_Written problem_
Among the lines below, count those containing the word "data". Give the number only.

<<<<

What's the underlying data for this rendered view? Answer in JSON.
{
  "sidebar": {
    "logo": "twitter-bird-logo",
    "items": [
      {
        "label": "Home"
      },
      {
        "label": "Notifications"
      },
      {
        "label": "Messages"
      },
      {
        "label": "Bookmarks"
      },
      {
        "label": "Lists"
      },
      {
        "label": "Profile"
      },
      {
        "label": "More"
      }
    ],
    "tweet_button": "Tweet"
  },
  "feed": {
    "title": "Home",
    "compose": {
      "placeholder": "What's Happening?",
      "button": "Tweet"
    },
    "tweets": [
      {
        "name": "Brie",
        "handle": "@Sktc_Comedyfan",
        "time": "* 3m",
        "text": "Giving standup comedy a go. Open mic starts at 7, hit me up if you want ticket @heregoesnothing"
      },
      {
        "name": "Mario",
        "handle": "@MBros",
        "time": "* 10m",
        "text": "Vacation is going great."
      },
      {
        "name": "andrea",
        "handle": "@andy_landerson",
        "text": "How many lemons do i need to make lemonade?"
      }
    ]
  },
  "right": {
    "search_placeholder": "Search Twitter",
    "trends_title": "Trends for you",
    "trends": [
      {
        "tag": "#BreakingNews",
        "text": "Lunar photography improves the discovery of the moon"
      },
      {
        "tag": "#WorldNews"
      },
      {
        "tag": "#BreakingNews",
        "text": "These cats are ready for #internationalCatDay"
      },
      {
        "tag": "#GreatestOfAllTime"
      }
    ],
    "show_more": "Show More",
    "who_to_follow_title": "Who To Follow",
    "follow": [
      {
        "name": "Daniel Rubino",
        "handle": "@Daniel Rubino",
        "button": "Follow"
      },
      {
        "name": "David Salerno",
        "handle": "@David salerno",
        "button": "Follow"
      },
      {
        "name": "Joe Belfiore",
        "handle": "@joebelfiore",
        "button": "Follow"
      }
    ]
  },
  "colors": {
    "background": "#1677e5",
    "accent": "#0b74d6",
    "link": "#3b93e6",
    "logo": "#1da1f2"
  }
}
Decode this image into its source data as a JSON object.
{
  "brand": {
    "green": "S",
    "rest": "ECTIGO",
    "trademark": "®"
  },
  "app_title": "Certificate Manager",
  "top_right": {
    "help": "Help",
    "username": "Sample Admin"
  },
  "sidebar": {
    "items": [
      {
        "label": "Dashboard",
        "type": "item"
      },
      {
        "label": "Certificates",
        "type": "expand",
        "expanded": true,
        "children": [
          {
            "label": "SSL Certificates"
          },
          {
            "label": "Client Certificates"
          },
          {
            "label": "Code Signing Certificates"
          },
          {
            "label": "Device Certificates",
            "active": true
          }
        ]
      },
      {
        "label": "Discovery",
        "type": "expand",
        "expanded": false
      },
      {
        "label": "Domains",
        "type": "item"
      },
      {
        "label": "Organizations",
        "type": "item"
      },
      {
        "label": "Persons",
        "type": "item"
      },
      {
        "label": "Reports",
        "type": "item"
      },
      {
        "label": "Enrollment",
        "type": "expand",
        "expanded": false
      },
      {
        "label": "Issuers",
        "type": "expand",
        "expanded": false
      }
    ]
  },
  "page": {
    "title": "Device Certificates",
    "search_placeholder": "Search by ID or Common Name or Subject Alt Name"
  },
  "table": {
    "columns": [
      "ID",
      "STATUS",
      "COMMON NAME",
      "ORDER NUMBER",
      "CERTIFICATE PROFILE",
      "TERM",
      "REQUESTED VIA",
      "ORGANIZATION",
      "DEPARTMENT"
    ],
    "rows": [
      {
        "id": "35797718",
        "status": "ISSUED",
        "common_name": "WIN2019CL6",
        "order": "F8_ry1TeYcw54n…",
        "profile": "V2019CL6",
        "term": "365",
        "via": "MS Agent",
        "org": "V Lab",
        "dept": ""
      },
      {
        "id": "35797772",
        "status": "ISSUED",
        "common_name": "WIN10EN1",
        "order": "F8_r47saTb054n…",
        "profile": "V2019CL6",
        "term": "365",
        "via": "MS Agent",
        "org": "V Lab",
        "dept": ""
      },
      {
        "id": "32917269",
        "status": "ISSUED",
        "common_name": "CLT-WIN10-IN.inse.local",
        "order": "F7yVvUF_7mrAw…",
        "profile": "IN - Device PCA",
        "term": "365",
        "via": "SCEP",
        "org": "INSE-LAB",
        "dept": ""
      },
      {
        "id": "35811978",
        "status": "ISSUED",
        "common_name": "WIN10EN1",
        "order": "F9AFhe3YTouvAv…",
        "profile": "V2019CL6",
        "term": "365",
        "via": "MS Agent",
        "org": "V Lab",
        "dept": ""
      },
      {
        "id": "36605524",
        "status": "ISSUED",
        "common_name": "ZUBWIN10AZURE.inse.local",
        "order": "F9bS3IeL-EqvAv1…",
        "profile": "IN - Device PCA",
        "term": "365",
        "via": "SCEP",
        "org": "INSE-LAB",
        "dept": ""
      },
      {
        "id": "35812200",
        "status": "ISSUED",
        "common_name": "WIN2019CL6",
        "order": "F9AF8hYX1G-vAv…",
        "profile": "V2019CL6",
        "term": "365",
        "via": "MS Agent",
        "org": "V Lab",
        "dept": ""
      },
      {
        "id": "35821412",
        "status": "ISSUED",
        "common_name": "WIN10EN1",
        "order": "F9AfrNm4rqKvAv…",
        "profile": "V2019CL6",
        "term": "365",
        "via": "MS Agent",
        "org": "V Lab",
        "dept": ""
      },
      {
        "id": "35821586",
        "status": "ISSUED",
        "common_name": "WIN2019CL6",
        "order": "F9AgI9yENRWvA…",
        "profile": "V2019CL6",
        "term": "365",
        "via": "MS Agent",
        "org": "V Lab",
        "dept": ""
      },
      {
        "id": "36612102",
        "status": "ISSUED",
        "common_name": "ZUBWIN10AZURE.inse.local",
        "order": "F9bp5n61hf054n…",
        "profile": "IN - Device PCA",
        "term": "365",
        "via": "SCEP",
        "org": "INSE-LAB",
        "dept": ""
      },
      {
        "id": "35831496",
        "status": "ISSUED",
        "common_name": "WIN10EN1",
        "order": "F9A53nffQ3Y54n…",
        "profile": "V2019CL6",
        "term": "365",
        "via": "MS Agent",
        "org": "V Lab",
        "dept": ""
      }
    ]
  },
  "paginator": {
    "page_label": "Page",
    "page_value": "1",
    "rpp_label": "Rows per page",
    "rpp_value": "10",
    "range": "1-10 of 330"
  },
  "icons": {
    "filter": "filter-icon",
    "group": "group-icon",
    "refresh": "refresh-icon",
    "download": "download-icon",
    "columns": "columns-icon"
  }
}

>>>>

_Response for this exercise_
2